§ Provided data
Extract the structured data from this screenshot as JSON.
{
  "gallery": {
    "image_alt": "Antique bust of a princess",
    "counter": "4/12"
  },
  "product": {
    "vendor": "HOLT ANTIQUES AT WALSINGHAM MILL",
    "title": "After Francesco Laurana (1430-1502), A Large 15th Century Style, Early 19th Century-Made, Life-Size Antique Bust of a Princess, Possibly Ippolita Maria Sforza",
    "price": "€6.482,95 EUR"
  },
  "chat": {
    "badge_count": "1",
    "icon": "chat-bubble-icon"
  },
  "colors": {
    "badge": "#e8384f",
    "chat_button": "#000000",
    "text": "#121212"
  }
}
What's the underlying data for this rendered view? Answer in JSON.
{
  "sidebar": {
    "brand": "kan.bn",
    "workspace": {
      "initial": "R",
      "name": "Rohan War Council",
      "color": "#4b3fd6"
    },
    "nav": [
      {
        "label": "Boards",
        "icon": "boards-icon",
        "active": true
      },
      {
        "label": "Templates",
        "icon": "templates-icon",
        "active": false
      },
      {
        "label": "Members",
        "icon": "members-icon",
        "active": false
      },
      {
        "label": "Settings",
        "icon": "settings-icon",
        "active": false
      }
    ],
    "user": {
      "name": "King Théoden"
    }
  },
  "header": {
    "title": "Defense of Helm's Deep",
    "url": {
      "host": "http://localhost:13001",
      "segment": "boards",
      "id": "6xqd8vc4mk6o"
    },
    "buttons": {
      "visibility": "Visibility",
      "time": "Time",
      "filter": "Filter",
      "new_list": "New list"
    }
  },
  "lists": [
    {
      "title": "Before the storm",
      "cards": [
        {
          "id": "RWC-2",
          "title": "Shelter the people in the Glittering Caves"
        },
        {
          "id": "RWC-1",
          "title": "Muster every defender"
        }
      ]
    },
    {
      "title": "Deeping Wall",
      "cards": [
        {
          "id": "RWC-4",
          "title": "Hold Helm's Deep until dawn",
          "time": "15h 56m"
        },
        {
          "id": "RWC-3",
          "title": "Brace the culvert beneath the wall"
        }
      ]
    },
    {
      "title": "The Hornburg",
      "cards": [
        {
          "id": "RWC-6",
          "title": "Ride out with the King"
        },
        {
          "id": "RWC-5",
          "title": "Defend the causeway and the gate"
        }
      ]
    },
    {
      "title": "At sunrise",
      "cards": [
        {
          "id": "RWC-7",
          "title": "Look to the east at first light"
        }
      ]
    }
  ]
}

§ Stated goal
Print the whole listing again, exactly.

§ Answer for this exercise
Extract the structured data from this screenshot as JSON.
{
  "gallery": {
    "image_alt": "Antique bust of a princess",
    "counter": "4/12"
  },
  "product": {
    "vendor": "HOLT ANTIQUES AT WALSINGHAM MILL",
    "title": "After Francesco Laurana (1430-1502), A Large 15th Century Style, Early 19th Century-Made, Life-Size Antique Bust of a Princess, Possibly Ippolita Maria Sforza",
    "price": "€6.482,95 EUR"
  },
  "chat": {
    "badge_count": "1",
    "icon": "chat-bubble-icon"
  },
  "colors": {
    "badge": "#e8384f",
    "chat_button": "#000000",
    "text": "#121212"
  }
}
What's the underlying data for this rendered view? Answer in JSON.
{
  "sidebar": {
    "brand": "kan.bn",
    "workspace": {
      "initial": "R",
      "name": "Rohan War Council",
      "color": "#4b3fd6"
    },
    "nav": [
      {
        "label": "Boards",
        "icon": "boards-icon",
        "active": true
      },
      {
        "label": "Templates",
        "icon": "templates-icon",
        "active": false
      },
      {
        "label": "Members",
        "icon": "members-icon",
        "active": false
      },
      {
        "label": "Settings",
        "icon": "settings-icon",
        "active": false
      }
    ],
    "user": {
      "name": "King Théoden"
    }
  },
  "header": {
    "title": "Defense of Helm's Deep",
    "url": {
      "host": "http://localhost:13001",
      "segment": "boards",
      "id": "6xqd8vc4mk6o"
    },
    "buttons": {
      "visibility": "Visibility",
      "time": "Time",
      "filter": "Filter",
      "new_list": "New list"
    }
  },
  "lists": [
    {
      "title": "Before the storm",
      "cards": [
        {
          "id": "RWC-2",
          "title": "Shelter the people in the Glittering Caves"
        },
        {
          "id": "RWC-1",
          "title": "Muster every defender"
        }
      ]
    },
    {
      "title": "Deeping Wall",
      "cards": [
        {
          "id": "RWC-4",
          "title": "Hold Helm's Deep until dawn",
          "time": "15h 56m"
        },
        {
          "id": "RWC-3",
          "title": "Brace the culvert beneath the wall"
        }
      ]
    },
    {
      "title": "The Hornburg",
      "cards": [
        {
          "id": "RWC-6",
          "title": "Ride out with the King"
        },
        {
          "id": "RWC-5",
          "title": "Defend the causeway and the gate"
        }
      ]
    },
    {
      "title": "At sunrise",
      "cards": [
        {
          "id": "RWC-7",
          "title": "Look to the east at first light"
        }
      ]
    }
  ]
}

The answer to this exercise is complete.